◆ **What is being asked**: Search the data for the string "level" and gather each line it is in.

◆ **Material for this exercise**:

○ ○ ○ ○ ○ ○ ○

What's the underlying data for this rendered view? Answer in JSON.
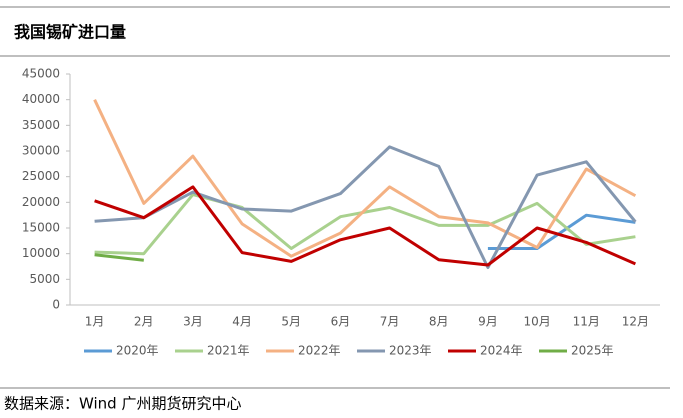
{
  "chart_data": {
    "type": "line",
    "title": "我国锡矿进口量",
    "source": "数据来源：Wind  广州期货研究中心",
    "categories": [
      "1月",
      "2月",
      "3月",
      "4月",
      "5月",
      "6月",
      "7月",
      "8月",
      "9月",
      "10月",
      "11月",
      "12月"
    ],
    "series": [
      {
        "name": "2020年",
        "color": "#5b9bd5",
        "values": [
          null,
          null,
          null,
          null,
          null,
          null,
          null,
          null,
          11000,
          11000,
          17500,
          16100
        ]
      },
      {
        "name": "2021年",
        "color": "#a9d18e",
        "values": [
          10300,
          10000,
          21500,
          19000,
          11000,
          17200,
          19000,
          15500,
          15500,
          19800,
          11800,
          13300
        ]
      },
      {
        "name": "2022年",
        "color": "#f4b183",
        "values": [
          40000,
          19800,
          29000,
          15800,
          9500,
          14000,
          23000,
          17200,
          16000,
          11200,
          26500,
          21300
        ]
      },
      {
        "name": "2023年",
        "color": "#8497b0",
        "values": [
          16300,
          17000,
          22000,
          18700,
          18300,
          21700,
          30800,
          27000,
          7300,
          25300,
          27900,
          16200
        ]
      },
      {
        "name": "2024年",
        "color": "#c00000",
        "values": [
          20300,
          17000,
          23000,
          10200,
          8500,
          12700,
          15000,
          8800,
          7800,
          15000,
          12200,
          8000
        ]
      },
      {
        "name": "2025年",
        "color": "#70ad47",
        "values": [
          9800,
          8700,
          null,
          null,
          null,
          null,
          null,
          null,
          null,
          null,
          null,
          null
        ]
      }
    ],
    "ylim": [
      0,
      45000
    ],
    "yticks": [
      0,
      5000,
      10000,
      15000,
      20000,
      25000,
      30000,
      35000,
      40000,
      45000
    ],
    "grid": false
  }
}
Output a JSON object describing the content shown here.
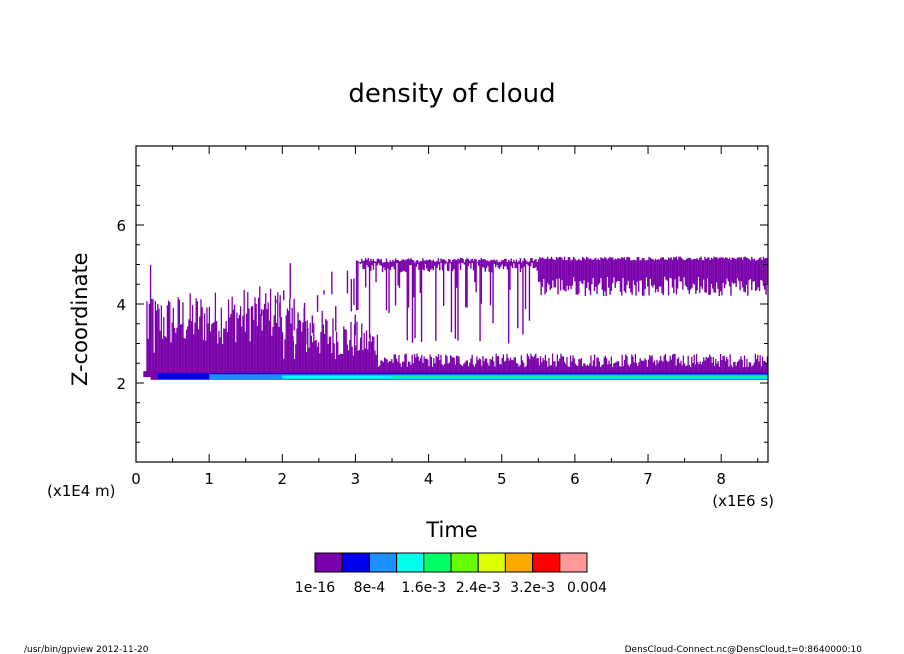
{
  "chart_data": {
    "type": "heatmap",
    "title": "density of cloud",
    "xlabel": "Time",
    "ylabel": "Z-coordinate",
    "x_unit_label": "(x1E6 s)",
    "y_unit_label": "(x1E4 m)",
    "xlim": [
      0,
      8.64
    ],
    "ylim": [
      0,
      8
    ],
    "x_ticks": [
      "0",
      "1",
      "2",
      "3",
      "4",
      "5",
      "6",
      "7",
      "8"
    ],
    "y_ticks": [
      "2",
      "4",
      "6"
    ],
    "colorbar": {
      "colors": [
        "#7a00ac",
        "#0000ee",
        "#1e90ff",
        "#00ffee",
        "#00ff66",
        "#66ff00",
        "#ddff00",
        "#ffaa00",
        "#ff0000",
        "#ff9999"
      ],
      "labels": [
        "1e-16",
        "8e-4",
        "1.6e-3",
        "2.4e-3",
        "3.2e-3",
        "0.004"
      ]
    },
    "regions": [
      {
        "level": 0,
        "description": "spiky cloud field",
        "x": [
          0.15,
          8.64
        ],
        "z": [
          2.0,
          4.2
        ]
      },
      {
        "level": 0,
        "description": "upper cloud layer",
        "x": [
          3.0,
          8.64
        ],
        "z": [
          4.3,
          5.2
        ]
      },
      {
        "level": 1,
        "description": "band",
        "x": [
          0.3,
          8.64
        ],
        "z": [
          2.1,
          2.3
        ]
      },
      {
        "level": 2,
        "description": "band",
        "x": [
          1.0,
          8.64
        ],
        "z": [
          2.05,
          2.25
        ]
      },
      {
        "level": 3,
        "description": "band",
        "x": [
          2.0,
          8.64
        ],
        "z": [
          2.1,
          2.2
        ]
      }
    ]
  },
  "footer": {
    "left": "/usr/bin/gpview   2012-11-20",
    "right": "DensCloud-Connect.nc@DensCloud,t=0:8640000:10"
  }
}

○ ○ ○ ○ ○ ○ ○

◆ **Response**:
        "level": 0,
        "level": 0,
        "level": 1,
        "level": 2,
        "level": 3,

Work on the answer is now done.